WHAT IS REQUIRED: Search the data below for the string "There". Extract every line that contains it.

SUPPLIED RECORDS:
>> Begin

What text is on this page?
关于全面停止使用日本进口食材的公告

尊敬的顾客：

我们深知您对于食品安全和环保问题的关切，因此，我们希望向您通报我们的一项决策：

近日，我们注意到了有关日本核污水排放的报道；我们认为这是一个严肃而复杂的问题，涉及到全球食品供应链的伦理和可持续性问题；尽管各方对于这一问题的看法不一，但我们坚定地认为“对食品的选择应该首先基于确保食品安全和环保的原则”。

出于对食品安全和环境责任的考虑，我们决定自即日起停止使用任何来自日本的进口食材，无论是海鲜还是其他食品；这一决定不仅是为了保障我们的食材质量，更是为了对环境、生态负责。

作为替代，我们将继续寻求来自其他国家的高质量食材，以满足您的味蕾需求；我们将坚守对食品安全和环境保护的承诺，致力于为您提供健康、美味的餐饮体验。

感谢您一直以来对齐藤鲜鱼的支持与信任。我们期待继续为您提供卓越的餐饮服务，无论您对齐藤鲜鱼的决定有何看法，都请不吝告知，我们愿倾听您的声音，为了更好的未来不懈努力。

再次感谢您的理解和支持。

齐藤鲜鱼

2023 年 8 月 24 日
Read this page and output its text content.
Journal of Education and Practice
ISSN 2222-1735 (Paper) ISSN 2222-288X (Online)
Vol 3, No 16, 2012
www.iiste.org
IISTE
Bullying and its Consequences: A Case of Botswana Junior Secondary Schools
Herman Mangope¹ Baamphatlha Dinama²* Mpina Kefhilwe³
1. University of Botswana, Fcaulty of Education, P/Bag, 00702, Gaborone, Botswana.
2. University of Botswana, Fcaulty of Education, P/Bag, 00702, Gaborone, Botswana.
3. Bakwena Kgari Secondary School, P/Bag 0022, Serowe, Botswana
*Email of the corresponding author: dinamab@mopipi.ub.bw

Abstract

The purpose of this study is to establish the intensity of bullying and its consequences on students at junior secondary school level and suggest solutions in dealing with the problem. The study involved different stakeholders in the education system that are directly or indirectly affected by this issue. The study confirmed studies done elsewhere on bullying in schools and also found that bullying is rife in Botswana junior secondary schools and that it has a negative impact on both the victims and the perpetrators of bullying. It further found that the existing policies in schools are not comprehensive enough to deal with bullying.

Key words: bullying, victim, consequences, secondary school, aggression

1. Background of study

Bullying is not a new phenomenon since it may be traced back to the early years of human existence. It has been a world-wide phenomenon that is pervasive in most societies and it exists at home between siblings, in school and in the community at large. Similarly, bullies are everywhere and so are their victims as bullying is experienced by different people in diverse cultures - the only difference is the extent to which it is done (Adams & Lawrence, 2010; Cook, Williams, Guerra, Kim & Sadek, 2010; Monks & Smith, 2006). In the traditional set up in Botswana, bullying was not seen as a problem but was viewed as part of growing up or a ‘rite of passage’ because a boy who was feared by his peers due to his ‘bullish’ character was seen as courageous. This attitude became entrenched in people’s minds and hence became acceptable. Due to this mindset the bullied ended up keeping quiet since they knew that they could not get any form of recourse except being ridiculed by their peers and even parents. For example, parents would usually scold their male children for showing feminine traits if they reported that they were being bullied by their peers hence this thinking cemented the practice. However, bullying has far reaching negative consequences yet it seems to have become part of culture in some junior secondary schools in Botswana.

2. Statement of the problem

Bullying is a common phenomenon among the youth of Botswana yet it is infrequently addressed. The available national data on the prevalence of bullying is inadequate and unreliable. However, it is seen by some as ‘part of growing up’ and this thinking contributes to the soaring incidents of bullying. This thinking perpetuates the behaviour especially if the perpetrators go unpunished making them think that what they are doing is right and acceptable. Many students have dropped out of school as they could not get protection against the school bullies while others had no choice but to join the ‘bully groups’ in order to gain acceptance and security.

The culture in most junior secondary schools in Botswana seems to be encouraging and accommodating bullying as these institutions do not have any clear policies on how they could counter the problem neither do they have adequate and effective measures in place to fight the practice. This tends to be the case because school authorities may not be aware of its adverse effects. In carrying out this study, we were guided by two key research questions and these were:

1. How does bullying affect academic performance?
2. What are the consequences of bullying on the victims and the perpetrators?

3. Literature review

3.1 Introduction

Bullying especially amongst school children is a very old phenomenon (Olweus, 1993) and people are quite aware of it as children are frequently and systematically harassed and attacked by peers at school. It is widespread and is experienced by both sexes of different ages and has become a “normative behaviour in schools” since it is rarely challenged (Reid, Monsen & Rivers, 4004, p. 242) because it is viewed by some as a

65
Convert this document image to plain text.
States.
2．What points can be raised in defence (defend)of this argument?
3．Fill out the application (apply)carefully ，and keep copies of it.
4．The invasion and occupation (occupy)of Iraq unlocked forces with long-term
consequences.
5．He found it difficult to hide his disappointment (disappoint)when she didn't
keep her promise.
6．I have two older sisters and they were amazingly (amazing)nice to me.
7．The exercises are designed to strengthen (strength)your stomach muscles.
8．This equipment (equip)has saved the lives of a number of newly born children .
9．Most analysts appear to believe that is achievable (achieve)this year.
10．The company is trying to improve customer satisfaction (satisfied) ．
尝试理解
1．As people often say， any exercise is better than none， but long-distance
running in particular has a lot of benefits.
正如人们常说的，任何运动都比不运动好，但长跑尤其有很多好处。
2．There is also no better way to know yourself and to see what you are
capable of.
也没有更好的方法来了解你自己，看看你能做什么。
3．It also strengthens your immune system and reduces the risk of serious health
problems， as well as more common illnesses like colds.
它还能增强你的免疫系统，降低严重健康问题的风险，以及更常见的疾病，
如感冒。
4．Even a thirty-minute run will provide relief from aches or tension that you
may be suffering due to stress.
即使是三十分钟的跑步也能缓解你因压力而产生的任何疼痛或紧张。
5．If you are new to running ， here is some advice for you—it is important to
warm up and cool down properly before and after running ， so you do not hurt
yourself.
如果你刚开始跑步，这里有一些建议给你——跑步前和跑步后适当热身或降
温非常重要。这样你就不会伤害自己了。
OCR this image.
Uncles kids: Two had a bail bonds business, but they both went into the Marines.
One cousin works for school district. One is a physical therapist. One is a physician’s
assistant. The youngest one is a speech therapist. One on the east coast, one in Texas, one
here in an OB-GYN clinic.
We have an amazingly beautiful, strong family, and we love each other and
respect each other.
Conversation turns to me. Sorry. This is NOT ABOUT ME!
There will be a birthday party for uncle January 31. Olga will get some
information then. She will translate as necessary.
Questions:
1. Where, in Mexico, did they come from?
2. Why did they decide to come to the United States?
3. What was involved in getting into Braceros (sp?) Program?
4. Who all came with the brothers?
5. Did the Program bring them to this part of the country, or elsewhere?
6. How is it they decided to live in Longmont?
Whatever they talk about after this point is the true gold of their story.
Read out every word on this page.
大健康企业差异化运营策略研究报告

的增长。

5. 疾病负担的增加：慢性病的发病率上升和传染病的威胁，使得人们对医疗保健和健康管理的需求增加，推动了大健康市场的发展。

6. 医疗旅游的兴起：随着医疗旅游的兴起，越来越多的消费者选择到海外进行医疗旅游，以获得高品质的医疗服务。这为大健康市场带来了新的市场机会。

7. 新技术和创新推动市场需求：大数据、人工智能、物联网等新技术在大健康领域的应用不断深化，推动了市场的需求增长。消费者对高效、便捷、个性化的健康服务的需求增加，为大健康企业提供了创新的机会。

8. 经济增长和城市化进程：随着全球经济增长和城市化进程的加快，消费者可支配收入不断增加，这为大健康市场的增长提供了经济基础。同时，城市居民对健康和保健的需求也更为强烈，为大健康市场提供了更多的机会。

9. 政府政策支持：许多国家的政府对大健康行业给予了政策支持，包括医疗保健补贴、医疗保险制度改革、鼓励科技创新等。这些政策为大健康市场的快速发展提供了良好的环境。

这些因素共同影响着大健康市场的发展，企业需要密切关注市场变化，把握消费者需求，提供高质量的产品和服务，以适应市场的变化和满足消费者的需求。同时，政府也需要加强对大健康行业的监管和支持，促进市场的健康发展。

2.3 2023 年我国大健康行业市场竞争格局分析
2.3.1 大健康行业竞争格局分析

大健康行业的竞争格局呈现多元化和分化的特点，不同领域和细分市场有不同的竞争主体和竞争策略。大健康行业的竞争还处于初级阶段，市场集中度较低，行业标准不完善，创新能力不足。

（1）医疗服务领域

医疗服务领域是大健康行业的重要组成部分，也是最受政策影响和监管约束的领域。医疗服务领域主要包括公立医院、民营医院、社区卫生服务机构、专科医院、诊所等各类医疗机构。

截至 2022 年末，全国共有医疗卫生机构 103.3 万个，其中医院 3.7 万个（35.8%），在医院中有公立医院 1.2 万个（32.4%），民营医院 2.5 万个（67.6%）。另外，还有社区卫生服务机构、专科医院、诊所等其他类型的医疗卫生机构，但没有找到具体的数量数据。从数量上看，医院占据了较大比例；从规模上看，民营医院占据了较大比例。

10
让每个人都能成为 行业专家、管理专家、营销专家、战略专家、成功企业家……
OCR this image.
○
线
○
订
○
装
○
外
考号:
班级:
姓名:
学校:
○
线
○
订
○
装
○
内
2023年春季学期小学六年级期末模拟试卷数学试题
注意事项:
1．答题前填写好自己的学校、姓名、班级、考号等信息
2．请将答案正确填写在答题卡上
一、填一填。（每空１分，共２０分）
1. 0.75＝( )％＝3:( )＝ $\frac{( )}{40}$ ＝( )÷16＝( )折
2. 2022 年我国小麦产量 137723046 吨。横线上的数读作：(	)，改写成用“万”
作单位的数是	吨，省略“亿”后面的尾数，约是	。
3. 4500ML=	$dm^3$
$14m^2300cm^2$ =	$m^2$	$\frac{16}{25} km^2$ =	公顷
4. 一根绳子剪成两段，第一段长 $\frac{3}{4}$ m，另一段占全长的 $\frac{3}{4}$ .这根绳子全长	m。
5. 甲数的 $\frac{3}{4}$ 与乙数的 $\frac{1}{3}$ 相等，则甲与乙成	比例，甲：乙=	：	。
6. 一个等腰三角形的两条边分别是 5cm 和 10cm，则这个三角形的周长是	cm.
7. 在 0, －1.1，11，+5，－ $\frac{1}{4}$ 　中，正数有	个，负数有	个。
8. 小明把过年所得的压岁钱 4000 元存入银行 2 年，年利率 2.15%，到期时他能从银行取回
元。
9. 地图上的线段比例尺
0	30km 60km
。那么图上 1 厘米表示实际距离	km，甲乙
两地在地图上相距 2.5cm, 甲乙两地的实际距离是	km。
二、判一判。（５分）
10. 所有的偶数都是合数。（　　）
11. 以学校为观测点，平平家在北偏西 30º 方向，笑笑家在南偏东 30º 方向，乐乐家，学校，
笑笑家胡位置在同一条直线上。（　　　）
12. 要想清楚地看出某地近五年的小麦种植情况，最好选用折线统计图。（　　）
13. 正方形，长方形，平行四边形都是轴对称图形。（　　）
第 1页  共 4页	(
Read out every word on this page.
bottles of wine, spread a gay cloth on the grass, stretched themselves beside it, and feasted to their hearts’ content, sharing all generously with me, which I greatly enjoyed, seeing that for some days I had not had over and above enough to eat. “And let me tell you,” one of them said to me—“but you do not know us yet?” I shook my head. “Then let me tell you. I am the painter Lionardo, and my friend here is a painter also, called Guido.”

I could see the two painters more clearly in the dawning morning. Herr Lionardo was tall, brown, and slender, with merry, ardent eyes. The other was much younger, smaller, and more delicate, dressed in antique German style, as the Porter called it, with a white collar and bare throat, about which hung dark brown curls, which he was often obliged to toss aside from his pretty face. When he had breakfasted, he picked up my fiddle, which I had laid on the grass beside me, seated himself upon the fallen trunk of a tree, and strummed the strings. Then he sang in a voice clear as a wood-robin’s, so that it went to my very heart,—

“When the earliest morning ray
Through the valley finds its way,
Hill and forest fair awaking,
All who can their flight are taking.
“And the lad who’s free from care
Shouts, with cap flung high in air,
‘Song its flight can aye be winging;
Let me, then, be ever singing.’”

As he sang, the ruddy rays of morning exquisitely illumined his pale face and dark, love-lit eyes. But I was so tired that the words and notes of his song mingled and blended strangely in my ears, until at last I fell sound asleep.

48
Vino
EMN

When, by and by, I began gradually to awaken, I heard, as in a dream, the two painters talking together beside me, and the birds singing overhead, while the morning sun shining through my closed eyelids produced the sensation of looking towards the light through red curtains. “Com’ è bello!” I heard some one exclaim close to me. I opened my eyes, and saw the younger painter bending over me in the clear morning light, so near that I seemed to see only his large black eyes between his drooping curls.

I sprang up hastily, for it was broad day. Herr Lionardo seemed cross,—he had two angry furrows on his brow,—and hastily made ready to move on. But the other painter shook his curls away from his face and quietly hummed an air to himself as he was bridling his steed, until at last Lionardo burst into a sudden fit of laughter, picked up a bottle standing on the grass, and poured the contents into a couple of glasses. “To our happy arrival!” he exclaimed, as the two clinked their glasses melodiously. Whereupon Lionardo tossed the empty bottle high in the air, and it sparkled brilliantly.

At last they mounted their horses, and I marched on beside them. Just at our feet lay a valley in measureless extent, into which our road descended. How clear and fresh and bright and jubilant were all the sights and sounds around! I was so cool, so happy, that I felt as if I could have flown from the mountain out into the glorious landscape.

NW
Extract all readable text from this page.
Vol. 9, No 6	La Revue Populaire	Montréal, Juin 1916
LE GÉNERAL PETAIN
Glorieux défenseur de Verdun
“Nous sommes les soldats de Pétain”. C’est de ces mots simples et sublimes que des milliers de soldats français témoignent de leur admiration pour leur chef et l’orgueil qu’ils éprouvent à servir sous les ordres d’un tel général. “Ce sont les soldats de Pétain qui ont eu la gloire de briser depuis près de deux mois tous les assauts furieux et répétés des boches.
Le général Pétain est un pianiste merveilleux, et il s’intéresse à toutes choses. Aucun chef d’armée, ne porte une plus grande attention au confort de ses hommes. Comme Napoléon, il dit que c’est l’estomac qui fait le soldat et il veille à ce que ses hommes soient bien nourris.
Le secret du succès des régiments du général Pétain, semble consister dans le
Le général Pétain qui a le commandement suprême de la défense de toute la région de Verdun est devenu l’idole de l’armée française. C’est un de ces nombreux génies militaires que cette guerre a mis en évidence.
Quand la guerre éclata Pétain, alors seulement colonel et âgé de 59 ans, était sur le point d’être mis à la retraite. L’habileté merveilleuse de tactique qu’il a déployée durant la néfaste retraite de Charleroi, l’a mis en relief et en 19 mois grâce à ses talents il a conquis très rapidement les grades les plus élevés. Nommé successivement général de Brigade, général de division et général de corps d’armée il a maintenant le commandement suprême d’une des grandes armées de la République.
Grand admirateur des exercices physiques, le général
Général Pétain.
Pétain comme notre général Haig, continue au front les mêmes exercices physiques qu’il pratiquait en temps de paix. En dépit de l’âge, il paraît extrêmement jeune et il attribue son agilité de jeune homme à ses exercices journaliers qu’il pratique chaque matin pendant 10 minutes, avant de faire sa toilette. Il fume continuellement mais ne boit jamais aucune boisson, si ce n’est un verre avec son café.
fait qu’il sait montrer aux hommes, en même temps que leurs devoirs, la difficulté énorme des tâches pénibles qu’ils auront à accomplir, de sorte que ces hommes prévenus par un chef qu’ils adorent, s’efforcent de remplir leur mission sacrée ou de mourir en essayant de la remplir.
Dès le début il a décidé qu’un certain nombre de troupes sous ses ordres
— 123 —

>> End

WRITTEN SOLUTION:
2．There is also no better way to know yourself and to see what you are
There will be a birthday party for uncle January 31. Olga will get some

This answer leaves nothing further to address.